Task brief
Track down every line below that holds "Sayward" and copy it.
>> begin Entries provided
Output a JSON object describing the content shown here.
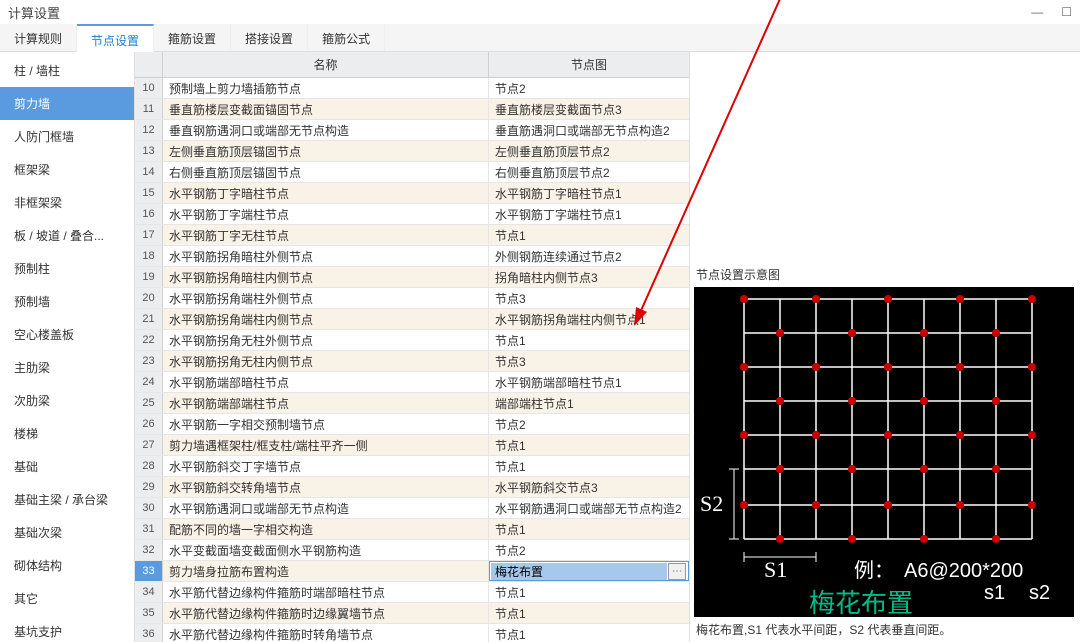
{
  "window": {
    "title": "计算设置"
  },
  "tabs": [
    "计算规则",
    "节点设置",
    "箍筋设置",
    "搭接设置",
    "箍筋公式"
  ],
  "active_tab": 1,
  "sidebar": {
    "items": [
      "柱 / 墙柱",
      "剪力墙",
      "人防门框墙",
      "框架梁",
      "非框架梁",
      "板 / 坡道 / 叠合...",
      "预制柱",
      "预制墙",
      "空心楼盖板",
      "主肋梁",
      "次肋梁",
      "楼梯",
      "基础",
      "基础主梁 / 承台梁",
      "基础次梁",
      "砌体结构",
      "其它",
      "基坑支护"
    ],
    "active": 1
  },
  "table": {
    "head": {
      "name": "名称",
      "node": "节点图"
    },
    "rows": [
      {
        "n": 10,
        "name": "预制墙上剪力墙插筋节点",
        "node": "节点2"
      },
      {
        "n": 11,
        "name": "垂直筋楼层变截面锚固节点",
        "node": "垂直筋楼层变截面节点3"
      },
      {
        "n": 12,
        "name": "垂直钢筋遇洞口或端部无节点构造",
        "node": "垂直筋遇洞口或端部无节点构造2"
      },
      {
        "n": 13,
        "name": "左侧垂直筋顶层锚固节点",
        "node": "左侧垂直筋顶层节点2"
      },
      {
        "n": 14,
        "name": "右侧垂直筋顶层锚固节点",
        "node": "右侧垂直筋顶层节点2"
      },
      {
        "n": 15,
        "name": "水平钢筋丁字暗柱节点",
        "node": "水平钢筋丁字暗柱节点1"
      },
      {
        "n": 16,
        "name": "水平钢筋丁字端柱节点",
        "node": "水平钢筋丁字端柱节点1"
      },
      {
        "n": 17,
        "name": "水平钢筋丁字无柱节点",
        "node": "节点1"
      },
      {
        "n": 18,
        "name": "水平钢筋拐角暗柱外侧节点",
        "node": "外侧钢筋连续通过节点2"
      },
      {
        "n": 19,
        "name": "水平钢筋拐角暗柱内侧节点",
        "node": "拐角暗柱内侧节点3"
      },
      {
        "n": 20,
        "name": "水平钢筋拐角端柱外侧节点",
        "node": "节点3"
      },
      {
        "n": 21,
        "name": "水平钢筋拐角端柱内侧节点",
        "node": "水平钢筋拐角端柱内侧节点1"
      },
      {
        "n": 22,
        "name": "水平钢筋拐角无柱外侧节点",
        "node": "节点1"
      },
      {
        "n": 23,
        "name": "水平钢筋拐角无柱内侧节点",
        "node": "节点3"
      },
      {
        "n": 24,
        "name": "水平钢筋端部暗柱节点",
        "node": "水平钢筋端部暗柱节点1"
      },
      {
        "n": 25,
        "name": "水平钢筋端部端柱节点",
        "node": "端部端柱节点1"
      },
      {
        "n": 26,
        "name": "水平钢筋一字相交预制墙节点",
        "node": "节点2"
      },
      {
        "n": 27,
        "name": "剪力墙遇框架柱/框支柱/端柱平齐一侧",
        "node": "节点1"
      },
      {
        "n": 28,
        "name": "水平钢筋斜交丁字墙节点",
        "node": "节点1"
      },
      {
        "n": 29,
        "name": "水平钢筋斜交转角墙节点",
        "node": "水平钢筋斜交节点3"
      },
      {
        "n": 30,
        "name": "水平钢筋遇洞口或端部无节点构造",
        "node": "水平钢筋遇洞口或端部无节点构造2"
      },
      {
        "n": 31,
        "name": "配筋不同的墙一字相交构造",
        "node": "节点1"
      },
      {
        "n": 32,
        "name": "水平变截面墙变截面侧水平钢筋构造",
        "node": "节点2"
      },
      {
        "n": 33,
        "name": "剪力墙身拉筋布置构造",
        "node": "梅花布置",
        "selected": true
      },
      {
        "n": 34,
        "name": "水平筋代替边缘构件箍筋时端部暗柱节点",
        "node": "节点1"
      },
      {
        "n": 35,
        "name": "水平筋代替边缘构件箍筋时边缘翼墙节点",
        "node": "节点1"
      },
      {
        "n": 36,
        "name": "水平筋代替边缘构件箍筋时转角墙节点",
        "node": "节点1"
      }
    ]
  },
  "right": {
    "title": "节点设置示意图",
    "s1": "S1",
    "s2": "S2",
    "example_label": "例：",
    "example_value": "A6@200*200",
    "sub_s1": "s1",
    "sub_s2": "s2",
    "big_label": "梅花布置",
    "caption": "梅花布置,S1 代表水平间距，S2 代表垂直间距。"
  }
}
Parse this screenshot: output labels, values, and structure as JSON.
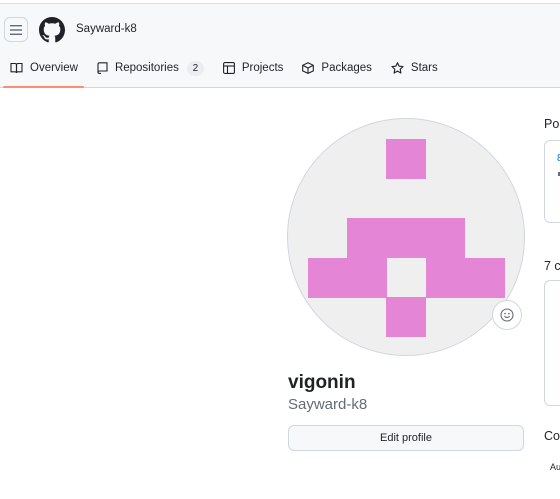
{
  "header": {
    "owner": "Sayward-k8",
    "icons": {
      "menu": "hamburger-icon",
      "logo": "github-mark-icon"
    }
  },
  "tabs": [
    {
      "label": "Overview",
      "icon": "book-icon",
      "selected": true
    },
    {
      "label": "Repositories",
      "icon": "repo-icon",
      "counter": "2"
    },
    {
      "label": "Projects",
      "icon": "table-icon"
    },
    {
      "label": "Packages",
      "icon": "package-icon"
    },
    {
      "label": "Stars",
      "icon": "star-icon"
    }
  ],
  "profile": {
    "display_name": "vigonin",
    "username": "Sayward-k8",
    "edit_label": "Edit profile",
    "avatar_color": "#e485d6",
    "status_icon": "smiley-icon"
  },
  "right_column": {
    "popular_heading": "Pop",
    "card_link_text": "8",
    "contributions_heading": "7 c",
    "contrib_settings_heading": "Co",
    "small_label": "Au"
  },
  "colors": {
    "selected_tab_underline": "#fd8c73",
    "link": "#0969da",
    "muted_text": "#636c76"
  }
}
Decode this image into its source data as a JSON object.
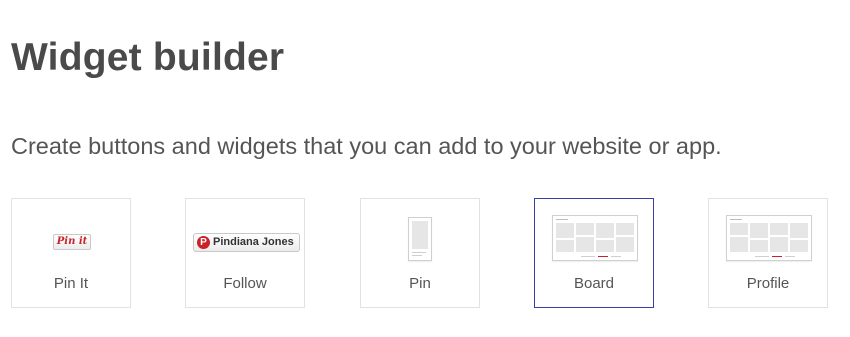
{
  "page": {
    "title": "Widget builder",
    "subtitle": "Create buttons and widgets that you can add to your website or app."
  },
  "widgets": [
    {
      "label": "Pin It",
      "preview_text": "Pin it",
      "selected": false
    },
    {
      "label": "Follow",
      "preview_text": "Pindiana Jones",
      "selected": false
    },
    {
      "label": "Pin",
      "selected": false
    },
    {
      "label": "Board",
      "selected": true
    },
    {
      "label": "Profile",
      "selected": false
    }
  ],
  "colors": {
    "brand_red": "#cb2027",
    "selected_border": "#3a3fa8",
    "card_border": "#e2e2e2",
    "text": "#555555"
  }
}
>> end Entries provided
>> begin Entries provided
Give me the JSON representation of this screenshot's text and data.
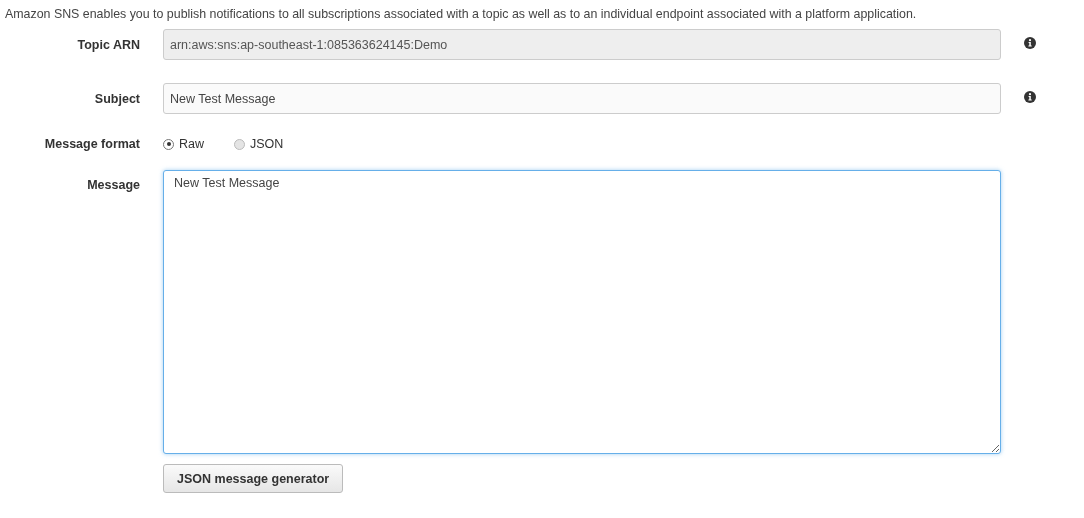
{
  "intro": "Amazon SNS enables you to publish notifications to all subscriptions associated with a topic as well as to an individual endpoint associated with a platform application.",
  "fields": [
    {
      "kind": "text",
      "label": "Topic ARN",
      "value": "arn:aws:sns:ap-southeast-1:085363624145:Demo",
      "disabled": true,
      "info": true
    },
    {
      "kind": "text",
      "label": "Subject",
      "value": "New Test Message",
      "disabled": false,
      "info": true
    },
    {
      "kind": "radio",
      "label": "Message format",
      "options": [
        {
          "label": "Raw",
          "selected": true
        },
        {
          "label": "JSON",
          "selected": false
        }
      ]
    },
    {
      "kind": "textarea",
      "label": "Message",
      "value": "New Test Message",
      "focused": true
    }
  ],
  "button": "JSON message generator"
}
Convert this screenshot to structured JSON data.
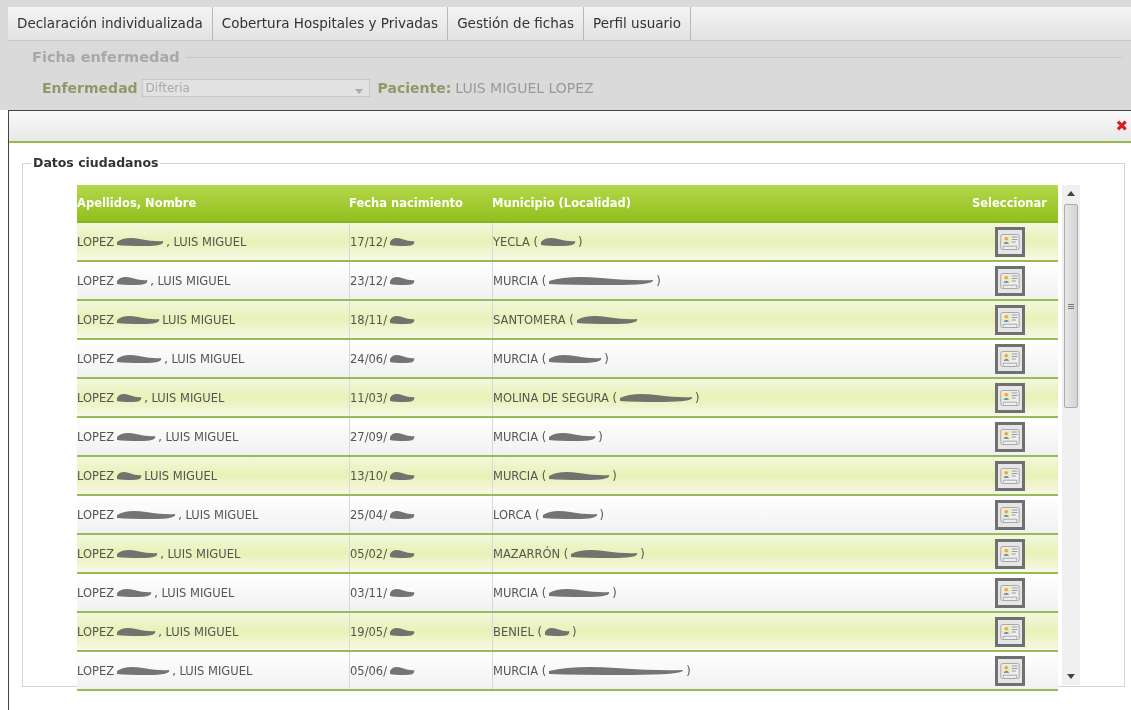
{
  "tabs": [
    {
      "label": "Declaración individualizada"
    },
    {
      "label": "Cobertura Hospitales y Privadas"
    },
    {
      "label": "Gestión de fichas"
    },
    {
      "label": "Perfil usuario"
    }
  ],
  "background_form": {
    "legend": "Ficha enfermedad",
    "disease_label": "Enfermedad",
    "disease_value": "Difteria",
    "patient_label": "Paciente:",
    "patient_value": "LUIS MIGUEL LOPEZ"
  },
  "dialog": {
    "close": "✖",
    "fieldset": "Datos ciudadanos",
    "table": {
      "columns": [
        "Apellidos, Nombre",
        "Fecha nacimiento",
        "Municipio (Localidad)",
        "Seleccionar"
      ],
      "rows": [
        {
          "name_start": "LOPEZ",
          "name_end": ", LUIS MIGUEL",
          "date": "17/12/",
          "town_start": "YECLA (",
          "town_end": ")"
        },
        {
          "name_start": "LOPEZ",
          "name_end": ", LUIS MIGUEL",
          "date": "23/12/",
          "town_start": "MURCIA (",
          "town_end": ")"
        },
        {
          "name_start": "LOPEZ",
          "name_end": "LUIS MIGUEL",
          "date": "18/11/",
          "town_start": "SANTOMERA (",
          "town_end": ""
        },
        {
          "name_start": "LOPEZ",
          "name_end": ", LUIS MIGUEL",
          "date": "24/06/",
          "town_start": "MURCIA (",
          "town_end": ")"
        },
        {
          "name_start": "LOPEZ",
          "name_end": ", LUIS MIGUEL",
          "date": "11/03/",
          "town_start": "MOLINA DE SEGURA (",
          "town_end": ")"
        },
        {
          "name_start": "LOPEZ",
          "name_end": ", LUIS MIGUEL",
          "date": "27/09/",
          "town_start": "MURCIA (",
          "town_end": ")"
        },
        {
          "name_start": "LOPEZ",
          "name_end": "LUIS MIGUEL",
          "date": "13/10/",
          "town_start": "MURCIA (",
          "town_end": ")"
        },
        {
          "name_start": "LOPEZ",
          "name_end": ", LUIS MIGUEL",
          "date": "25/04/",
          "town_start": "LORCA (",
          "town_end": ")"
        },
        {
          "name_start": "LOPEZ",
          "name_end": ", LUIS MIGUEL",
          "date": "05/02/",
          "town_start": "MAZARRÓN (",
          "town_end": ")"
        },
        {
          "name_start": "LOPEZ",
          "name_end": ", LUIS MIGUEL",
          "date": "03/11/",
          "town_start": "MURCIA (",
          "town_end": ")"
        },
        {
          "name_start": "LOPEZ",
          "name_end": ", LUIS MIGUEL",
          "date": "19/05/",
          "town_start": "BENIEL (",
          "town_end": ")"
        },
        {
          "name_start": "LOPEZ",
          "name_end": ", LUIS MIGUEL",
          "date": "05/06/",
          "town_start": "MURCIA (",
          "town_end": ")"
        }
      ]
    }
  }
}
>> end Entries provided
Written solution
    "owner": "Sayward-k8",
    "username": "Sayward-k8",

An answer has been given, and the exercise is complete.